- TEXT PASSAGE -
◆ ◆ ◆ ◆ ◆ ◆ ◆
Hurrah for the Internet! We hope to have much more access to the net here in the city that never sleeps, the city so good they named it twice- London.
I have been in or near London about 16 hours, and a quite a few of those have been in transit or asleep. So, fully rested at 5am, time to share with you the story of 5 days on the virtually tealess island of Menorca.
Spain is not the easiest country in the world to get your hands on good tea; and though the 70,000 inhabitants of Menorca probably drink it at a higher percentage that the mainland, it’s all tea bags. Last time I was there I was forced to exist on PG Tips tea bags, and despite a stiffly-worded letter to the UN about this gross violation of my human rights, I held out no hope that things had changed. Luckily, I was much more prepared this time.
I did have small sample-sized bags of 1910 and Persian Princess, but I gave them to our hosts as soon as we arrived. This left me with just seven 50 or 100g packets of various teas to survive 5 days. Tough, I know.
But with a small amount of tea preparation equipment – a tumbler, a lobster claw and my duck infuser – I took on the challenge to keep Lady Devotea and I in good tea for five days.
So here’s what they were, and what we thought.
Tea and Coffee World’s Ceylon Evening Tea: This is exactly as you imagine it to be. When I made tea for us and our hosts on a few occasions, this was what I used. Just a good quality mid-strength black. All those present found it to be a lovely tea with a nice aftertaste.
Caj Chai’s Chai Mix: I never got around to brewing a sweet milky chai in the somewhat sapping heat that filled our visit, but I did brew two tumblers of this with fresh ginger added, mixed them with half a litre of soy sauce, a dash of red wine vinegar, pepper, honey and icing sugar to make a reasonable facsimile of Indonesian Kecap Manis , a sauce that was essential to a dish I cooked as a thank you to our hosts. There were only about 6 kinds of soy available, and all of them light. As I said, really remote and tough conditions. Hard to review it except to say it added a lovely complexity to an audacious culinary stunt that actually worked in taste of not in texture. It has also made my suitcase quite fragrant!
Tea and Coffee World’s 1001 Noches: Despite having clearly pinched the name from us (not the only Spanish company to do so) this is quite a nice blend. Green tea (a gunpowder by the look), black tea (Maybe a Yunnan), jasmine and rose petals. I made up about 3 litres of this and iced it to accompany the Pork Belly in Kecap Manis (ish) I cooked and it was lovely. Very refreshing in the heat. All were impressed.
◆ ◆ ◆ ◆ ◆ ◆ ◆
- LISTED ENTRIES -

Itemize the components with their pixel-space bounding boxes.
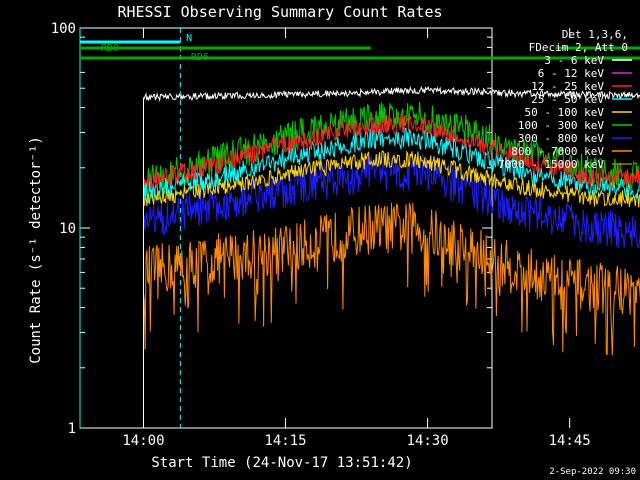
series-line: [143, 113, 640, 428]
series-line: [143, 202, 640, 428]
legend-header: Det 1,3,6,: [562, 28, 628, 41]
x-tick-label: 14:30: [407, 433, 449, 449]
legend-label: 12 - 25 keV: [531, 80, 604, 93]
x-axis-label: Start Time (24-Nov-17 13:51:42): [151, 455, 412, 471]
series-line: [143, 150, 640, 428]
legend-label: 25 - 50 keV: [531, 93, 604, 106]
y-tick-label: 1: [68, 421, 76, 437]
legend-header: FDecim 2, Att 0: [529, 41, 628, 54]
legend-label: 50 - 100 keV: [525, 106, 605, 119]
legend-label: 3 - 6 keV: [544, 54, 604, 67]
y-tick-label: 100: [51, 21, 76, 37]
legend-label: 100 - 300 keV: [518, 119, 604, 132]
band-label: RD0: [101, 43, 119, 54]
series-line: [143, 153, 640, 428]
legend-label: 300 - 800 keV: [518, 132, 604, 145]
legend-label: 7000 - 15000 keV: [498, 158, 604, 171]
plot-area: 14:0014:1514:3014:4515:0015:1515:3011010…: [51, 21, 640, 449]
x-tick-label: 14:45: [549, 433, 591, 449]
series-line: [143, 85, 640, 428]
x-tick-label: 14:15: [264, 433, 306, 449]
series-line: [143, 101, 640, 428]
x-tick-label: 14:00: [122, 433, 164, 449]
chart-title: RHESSI Observing Summary Count Rates: [117, 3, 442, 21]
y-tick-label: 10: [59, 221, 76, 237]
legend-label: 6 - 12 keV: [538, 67, 605, 80]
y-axis-label: Count Rate (s⁻¹ detector⁻¹): [28, 136, 44, 364]
legend-label: 800 - 7000 keV: [511, 145, 604, 158]
band-label: N: [186, 33, 192, 44]
footer-date: 2-Sep-2022 09:30: [549, 467, 636, 477]
band-label: RD6: [191, 52, 209, 63]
◆ ◆ ◆ ◆ ◆ ◆ ◆
- THINGS TO DO -
(A) Please reproduce the part of the Menorca tea post starting at "Spain is not" and ending at "what we thought.".
(B) In the Menorca tea post, what three pieces of tea preparation equipment did the writer take along?

- LIST OF SOLUTIONS -
(A)
Spain is not the easiest country in the world to get your hands on good tea; and though the 70,000 inhabitants of Menorca probably drink it at a higher percentage that the mainland, it’s all tea bags. Last time I was there I was forced to exist on PG Tips tea bags, and despite a stiffly-worded letter to the UN about this gross violation of my human rights, I held out no hope that things had changed. Luckily, I was much more prepared this time.
I did have small sample-sized bags of 1910 and Persian Princess, but I gave them to our hosts as soon as we arrived. This left me with just seven 50 or 100g packets of various teas to survive 5 days. Tough, I know.
But with a small amount of tea preparation equipment – a tumbler, a lobster claw and my duck infuser – I took on the challenge to keep Lady Devotea and I in good tea for five days.
So here’s what they were, and what we thought.

(B) A tumbler, a lobster claw and a duck infuser.